§ To-do list:
• A. In the passage on the capture of Fort Mackinac, how many regular soldiers did the British have on St. Joseph's Island?
• B. Update the stretch of the Fort Mackinac account from "On July 17, 1812, a" through "on July 12.", replacing "canoes" with "boats".
• C. Carry the Fort Mackinac account on past its final sentence.

§ Extract to read:
Topographic map in English of Mackinac Island, Lake Huron, Michigan, USA. Note: The shaded relief is a raster image embedded in the SVG file. Lambert conformal conic projection – NAD83 datum Scales: topography: 1:124,000 (precision: 31 m) bathymetry: 1:368,000 (precision: 92 m) (Photo credit: Wikipedia)

On July 17, 1812, a small British force from St. Joseph’s Island captured Fort Mackinac (Michilimackinac) from the Americans.  Strangely enough the British had also captured it on the same date in 1777, during the American Revolutionary War.

The capture of Fort Mackinac in 1812 was a colourful affair.  The British had only 45 regular soldiers on St. Joseph’s Island, but they recruited 180 Canadians and 400 Native Indians and travelled to Fort Mackinac in canoes!   It was a journey of 50 miles, but they made it in good time and managed to get a cannon up the island’s cliffs without being detected.  The 60 American “blue coats” in the garrison surrendered immediately, giving up seven cannons and valuable supplies.  This action and the later massacre at Fort Dearhorn (Chicago) were responsible for General Hull’s retreat to Detroit after his invasion of Canada on July 12.

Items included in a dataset
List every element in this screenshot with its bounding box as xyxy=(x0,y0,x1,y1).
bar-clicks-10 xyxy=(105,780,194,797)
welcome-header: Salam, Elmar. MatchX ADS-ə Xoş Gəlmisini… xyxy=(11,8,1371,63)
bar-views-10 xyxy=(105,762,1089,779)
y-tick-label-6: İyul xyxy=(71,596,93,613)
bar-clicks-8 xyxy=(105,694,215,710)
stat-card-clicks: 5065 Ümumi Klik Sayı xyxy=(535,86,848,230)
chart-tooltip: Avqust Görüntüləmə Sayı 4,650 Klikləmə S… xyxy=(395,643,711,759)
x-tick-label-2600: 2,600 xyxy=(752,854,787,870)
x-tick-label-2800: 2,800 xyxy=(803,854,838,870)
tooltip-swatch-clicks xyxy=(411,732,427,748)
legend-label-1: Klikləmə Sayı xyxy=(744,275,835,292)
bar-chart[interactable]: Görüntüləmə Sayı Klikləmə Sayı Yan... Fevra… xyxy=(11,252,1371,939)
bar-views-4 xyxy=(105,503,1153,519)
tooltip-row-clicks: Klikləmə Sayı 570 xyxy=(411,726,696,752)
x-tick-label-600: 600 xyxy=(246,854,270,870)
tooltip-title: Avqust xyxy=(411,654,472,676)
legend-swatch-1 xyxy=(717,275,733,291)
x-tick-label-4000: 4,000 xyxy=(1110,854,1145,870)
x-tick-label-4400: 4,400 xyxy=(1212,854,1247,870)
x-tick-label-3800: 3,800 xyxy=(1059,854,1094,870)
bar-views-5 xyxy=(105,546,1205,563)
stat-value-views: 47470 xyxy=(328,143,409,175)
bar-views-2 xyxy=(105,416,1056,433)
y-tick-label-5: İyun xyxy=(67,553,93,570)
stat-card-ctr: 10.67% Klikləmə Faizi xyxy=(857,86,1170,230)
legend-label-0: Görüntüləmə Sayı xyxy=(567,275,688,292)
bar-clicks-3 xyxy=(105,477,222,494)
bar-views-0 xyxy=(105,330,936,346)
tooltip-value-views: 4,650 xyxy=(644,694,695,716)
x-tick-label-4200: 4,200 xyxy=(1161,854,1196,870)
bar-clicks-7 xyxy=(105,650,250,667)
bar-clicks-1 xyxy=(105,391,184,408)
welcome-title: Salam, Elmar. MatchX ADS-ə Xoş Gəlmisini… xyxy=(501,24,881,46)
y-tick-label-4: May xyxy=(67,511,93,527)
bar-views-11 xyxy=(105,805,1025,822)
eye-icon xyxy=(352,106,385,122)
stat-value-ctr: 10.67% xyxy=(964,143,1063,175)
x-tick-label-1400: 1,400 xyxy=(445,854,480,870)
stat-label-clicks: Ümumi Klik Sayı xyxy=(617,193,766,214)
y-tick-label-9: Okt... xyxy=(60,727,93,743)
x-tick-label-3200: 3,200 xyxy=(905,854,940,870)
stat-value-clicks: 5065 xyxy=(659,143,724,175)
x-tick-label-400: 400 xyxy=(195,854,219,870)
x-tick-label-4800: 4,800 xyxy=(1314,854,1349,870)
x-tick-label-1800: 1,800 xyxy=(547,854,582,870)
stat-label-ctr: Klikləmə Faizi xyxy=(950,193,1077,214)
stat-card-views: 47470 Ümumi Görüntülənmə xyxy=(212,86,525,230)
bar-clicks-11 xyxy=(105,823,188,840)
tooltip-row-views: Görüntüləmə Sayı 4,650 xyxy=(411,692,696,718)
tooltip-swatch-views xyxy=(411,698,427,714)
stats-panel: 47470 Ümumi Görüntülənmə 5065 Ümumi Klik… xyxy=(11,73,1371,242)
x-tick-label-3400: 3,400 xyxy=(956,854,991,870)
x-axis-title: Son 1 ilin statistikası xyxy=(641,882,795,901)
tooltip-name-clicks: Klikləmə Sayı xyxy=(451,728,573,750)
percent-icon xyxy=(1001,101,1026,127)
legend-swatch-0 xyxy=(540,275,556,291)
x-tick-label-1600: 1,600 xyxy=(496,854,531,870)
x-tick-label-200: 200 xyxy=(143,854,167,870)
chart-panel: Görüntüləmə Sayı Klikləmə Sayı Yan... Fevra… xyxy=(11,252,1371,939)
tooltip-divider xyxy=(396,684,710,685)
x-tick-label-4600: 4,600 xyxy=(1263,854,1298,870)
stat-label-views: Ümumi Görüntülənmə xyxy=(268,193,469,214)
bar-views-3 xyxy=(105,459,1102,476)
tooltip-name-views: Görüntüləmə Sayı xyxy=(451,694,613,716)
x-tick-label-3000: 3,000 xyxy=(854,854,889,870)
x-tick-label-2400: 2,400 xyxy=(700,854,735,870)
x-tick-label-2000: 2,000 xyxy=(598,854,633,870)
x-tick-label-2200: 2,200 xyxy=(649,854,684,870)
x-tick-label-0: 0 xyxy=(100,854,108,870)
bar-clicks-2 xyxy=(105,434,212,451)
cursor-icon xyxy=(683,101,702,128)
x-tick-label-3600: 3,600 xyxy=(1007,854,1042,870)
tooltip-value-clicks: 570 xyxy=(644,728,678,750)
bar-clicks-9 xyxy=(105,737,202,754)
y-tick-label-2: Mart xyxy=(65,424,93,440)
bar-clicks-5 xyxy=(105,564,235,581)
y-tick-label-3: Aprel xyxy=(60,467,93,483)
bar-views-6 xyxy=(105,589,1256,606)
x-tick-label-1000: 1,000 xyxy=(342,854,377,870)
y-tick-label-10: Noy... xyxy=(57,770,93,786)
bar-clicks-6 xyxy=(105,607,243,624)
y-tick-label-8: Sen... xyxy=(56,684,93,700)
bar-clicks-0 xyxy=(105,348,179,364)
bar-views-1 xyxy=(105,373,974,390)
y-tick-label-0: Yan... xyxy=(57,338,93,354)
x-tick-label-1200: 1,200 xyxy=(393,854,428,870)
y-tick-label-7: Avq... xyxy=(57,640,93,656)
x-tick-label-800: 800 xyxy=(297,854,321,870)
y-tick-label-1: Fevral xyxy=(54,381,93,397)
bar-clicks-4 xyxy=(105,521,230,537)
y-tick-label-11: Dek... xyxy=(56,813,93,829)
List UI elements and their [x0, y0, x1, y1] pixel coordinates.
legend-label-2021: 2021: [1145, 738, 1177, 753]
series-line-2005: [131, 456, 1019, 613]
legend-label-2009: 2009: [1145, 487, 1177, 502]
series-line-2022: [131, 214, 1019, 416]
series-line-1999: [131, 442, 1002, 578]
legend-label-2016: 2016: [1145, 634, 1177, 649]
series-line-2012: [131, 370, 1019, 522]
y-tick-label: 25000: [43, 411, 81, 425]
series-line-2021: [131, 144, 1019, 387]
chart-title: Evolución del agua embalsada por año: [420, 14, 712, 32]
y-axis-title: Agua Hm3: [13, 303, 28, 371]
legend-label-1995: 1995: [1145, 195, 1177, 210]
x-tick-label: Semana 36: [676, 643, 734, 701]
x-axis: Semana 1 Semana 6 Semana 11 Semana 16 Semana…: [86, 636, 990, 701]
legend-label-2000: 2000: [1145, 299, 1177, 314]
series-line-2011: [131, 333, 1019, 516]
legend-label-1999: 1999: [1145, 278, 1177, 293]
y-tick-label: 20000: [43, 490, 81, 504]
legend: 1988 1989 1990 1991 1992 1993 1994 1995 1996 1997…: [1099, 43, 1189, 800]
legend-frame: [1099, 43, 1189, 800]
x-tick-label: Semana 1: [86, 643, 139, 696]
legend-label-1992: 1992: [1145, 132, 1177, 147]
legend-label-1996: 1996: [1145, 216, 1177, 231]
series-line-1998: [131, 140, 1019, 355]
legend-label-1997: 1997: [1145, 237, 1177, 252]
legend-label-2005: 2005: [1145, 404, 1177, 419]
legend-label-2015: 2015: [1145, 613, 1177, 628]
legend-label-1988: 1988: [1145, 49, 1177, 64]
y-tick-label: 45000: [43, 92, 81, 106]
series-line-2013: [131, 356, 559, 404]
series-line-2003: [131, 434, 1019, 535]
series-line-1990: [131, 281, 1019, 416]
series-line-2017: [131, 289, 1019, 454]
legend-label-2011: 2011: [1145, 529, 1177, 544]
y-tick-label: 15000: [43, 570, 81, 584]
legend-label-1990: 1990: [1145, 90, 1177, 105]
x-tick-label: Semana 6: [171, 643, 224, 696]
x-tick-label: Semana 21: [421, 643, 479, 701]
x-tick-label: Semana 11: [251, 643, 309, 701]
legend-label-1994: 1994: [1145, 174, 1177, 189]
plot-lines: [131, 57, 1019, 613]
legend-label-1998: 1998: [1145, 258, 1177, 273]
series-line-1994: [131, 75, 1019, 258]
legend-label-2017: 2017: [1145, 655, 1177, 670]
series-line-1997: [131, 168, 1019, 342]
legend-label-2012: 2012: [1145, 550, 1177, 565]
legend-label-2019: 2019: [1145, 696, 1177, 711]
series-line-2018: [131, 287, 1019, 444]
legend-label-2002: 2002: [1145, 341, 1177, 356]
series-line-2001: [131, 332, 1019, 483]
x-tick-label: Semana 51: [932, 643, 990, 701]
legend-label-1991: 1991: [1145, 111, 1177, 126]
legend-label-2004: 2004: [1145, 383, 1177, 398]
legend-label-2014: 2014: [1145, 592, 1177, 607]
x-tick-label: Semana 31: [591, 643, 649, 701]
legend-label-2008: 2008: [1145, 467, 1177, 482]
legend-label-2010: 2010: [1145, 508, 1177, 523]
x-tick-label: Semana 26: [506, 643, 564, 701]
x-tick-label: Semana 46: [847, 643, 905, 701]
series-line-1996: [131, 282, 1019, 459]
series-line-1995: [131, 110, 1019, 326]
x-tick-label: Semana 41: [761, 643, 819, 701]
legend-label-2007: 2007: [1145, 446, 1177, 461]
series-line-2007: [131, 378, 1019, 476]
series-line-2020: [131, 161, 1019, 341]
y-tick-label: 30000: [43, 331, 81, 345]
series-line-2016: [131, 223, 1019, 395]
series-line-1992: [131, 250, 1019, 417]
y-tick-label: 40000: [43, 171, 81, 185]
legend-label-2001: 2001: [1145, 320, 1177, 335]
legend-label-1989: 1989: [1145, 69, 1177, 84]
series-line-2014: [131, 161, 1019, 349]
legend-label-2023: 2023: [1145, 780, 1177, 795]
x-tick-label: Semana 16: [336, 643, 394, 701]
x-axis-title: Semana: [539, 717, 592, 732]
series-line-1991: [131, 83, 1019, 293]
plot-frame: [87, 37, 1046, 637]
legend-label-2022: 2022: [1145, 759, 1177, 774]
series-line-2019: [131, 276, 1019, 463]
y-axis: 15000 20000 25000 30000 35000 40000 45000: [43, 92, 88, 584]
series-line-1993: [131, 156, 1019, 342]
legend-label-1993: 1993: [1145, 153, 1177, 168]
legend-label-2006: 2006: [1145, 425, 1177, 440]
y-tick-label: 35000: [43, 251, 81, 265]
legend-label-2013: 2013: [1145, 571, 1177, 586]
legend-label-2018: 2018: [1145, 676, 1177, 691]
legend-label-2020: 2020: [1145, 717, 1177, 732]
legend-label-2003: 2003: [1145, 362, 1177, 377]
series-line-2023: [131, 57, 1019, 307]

§ Replies:
• A. 45

• B.
On July 17, 1812, a small British force from St. Joseph’s Island captured Fort Mackinac (Michilimackinac) from the Americans.  Strangely enough the British had also captured it on the same date in 1777, during the American Revolutionary War.

The capture of Fort Mackinac in 1812 was a colourful affair.  The British had only 45 regular soldiers on St. Joseph’s Island, but they recruited 180 Canadians and 400 Native Indians and travelled to Fort Mackinac in boats!   It was a journey of 50 miles, but they made it in good time and managed to get a cannon up the island’s cliffs without being detected.  The 60 American “blue coats” in the garrison surrendered immediately, giving up seven cannons and valuable supplies.  This action and the later massacre at Fort Dearhorn (Chicago) were responsible for General Hull’s retreat to Detroit after his invasion of Canada on July 12.

• C.
Two great figures in Canadian history then came on the scene.  They were General Isaac Brock, and Indian Chief Tecumseh.  George M. Wrong, in his book The Canadians, says that Brock ranks in the fame next only to Wolfe.  Some of his exploits will be recounted in future stories.  Tecumseh was an American Shawnee chief and had an almost equally famous brother known as “the Prophet.”  They had a plan to combine all the Indians from Canada to Florida to resist encroachment on their hunting grounds.  Tecumseh and “the Prophet” tried to do this peacefully by making a deal with the United States that no purchases of land would be made without the consent of the Indian tribes affected.  The Americans would not agree to this and General Harrison defeated “the Prophet” in the Battle of Tippecanoe in 1811.

Now Tecumseh wanted revenge but waited until war broke out between Britain and the United States.  Tecumseh, who was commissioned a brigadier-general in the British army, was the symbol of all the Indians’ hopes  of recovering their lands.  When he joined the British on the Canadian side of the Detroit River, hundreds of Indians followed him.  They played a vital and colourful part in the capture of Fort Meigs, and in all the skirmishes around the Detroit area.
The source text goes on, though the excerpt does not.